The input —
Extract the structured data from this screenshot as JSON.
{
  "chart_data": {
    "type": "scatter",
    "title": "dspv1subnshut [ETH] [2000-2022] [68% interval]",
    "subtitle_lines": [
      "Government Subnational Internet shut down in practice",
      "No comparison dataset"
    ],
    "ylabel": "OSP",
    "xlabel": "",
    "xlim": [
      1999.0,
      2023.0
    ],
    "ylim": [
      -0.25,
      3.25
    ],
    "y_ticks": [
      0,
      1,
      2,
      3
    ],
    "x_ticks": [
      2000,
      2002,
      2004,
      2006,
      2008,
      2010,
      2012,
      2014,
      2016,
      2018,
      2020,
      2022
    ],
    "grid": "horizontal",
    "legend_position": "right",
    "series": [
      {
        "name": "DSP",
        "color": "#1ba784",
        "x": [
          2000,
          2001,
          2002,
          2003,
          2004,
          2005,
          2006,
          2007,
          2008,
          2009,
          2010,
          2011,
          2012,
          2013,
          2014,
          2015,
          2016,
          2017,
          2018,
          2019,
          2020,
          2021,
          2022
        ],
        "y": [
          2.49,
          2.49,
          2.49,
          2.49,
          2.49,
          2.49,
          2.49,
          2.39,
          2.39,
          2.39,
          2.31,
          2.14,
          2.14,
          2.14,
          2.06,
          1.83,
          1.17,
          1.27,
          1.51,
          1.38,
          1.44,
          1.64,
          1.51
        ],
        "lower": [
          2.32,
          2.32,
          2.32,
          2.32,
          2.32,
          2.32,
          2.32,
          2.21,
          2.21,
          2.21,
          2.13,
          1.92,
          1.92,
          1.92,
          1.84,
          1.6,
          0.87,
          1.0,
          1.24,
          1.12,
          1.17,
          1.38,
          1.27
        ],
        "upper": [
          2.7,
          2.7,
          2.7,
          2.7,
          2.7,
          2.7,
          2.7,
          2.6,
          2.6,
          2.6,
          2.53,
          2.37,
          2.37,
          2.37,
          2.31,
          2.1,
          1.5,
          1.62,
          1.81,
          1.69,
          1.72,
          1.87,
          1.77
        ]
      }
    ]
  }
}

Work to do —
Repeat the material above exactly.

Written solution —
Extract the structured data from this screenshot as JSON.
{
  "chart_data": {
    "type": "scatter",
    "title": "dspv1subnshut [ETH] [2000-2022] [68% interval]",
    "subtitle_lines": [
      "Government Subnational Internet shut down in practice",
      "No comparison dataset"
    ],
    "ylabel": "OSP",
    "xlabel": "",
    "xlim": [
      1999.0,
      2023.0
    ],
    "ylim": [
      -0.25,
      3.25
    ],
    "y_ticks": [
      0,
      1,
      2,
      3
    ],
    "x_ticks": [
      2000,
      2002,
      2004,
      2006,
      2008,
      2010,
      2012,
      2014,
      2016,
      2018,
      2020,
      2022
    ],
    "grid": "horizontal",
    "legend_position": "right",
    "series": [
      {
        "name": "DSP",
        "color": "#1ba784",
        "x": [
          2000,
          2001,
          2002,
          2003,
          2004,
          2005,
          2006,
          2007,
          2008,
          2009,
          2010,
          2011,
          2012,
          2013,
          2014,
          2015,
          2016,
          2017,
          2018,
          2019,
          2020,
          2021,
          2022
        ],
        "y": [
          2.49,
          2.49,
          2.49,
          2.49,
          2.49,
          2.49,
          2.49,
          2.39,
          2.39,
          2.39,
          2.31,
          2.14,
          2.14,
          2.14,
          2.06,
          1.83,
          1.17,
          1.27,
          1.51,
          1.38,
          1.44,
          1.64,
          1.51
        ],
        "lower": [
          2.32,
          2.32,
          2.32,
          2.32,
          2.32,
          2.32,
          2.32,
          2.21,
          2.21,
          2.21,
          2.13,
          1.92,
          1.92,
          1.92,
          1.84,
          1.6,
          0.87,
          1.0,
          1.24,
          1.12,
          1.17,
          1.38,
          1.27
        ],
        "upper": [
          2.7,
          2.7,
          2.7,
          2.7,
          2.7,
          2.7,
          2.7,
          2.6,
          2.6,
          2.6,
          2.53,
          2.37,
          2.37,
          2.37,
          2.31,
          2.1,
          1.5,
          1.62,
          1.81,
          1.69,
          1.72,
          1.87,
          1.77
        ]
      }
    ]
  }
}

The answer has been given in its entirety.